# EXERCISE PROMPT
Extract every line of the material that holds the string "this".
___
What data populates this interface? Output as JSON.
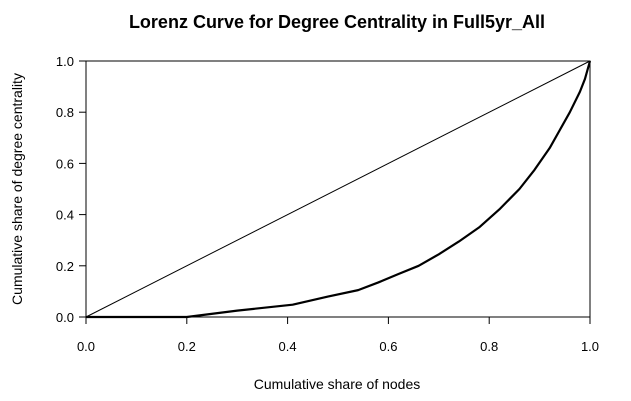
{
  "chart_data": {
    "type": "line",
    "title": "Lorenz Curve for Degree Centrality in Full5yr_All",
    "xlabel": "Cumulative share of nodes",
    "ylabel": "Cumulative share of degree centrality",
    "xlim": [
      0,
      1
    ],
    "ylim": [
      0,
      1
    ],
    "xticks": [
      "0.0",
      "0.2",
      "0.4",
      "0.6",
      "0.8",
      "1.0"
    ],
    "yticks": [
      "0.0",
      "0.2",
      "0.4",
      "0.6",
      "0.8",
      "1.0"
    ],
    "grid": false,
    "series": [
      {
        "style": "thin",
        "x": [
          0,
          1
        ],
        "y": [
          0,
          1
        ]
      },
      {
        "style": "thick",
        "x": [
          0,
          0.2,
          0.3,
          0.41,
          0.48,
          0.54,
          0.58,
          0.62,
          0.66,
          0.7,
          0.74,
          0.78,
          0.82,
          0.86,
          0.89,
          0.92,
          0.94,
          0.96,
          0.98,
          0.99,
          1.0
        ],
        "y": [
          0,
          0,
          0.025,
          0.048,
          0.08,
          0.105,
          0.135,
          0.168,
          0.2,
          0.245,
          0.295,
          0.35,
          0.42,
          0.5,
          0.575,
          0.66,
          0.73,
          0.8,
          0.88,
          0.93,
          1.0
        ]
      }
    ]
  }
}
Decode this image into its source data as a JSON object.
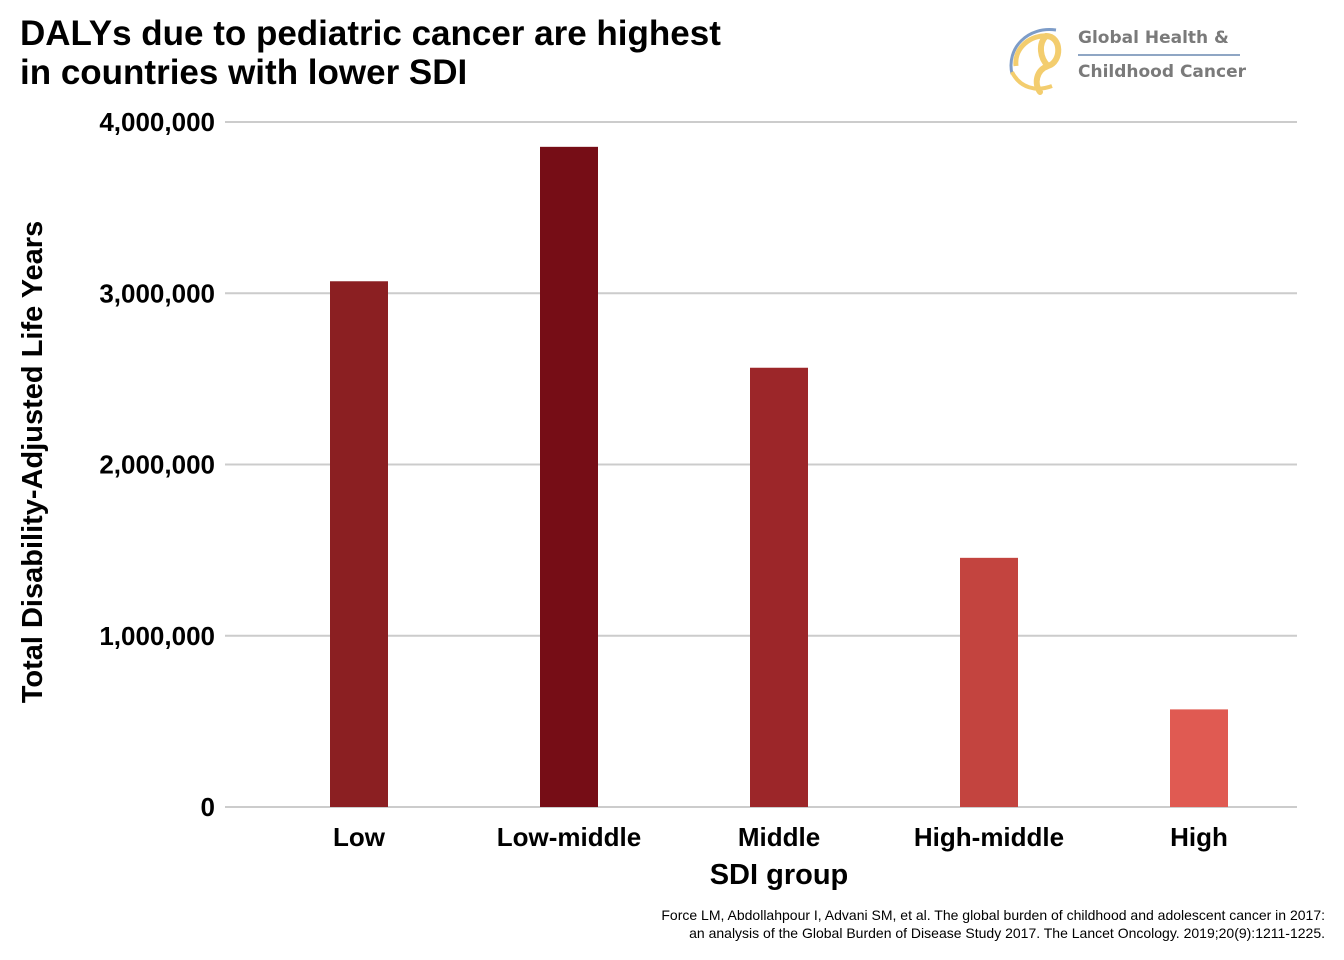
___
# ANSWER TO THE EXERCISE
What data populates this interface? Output as JSON.
Decode this image into its source data as a JSON object.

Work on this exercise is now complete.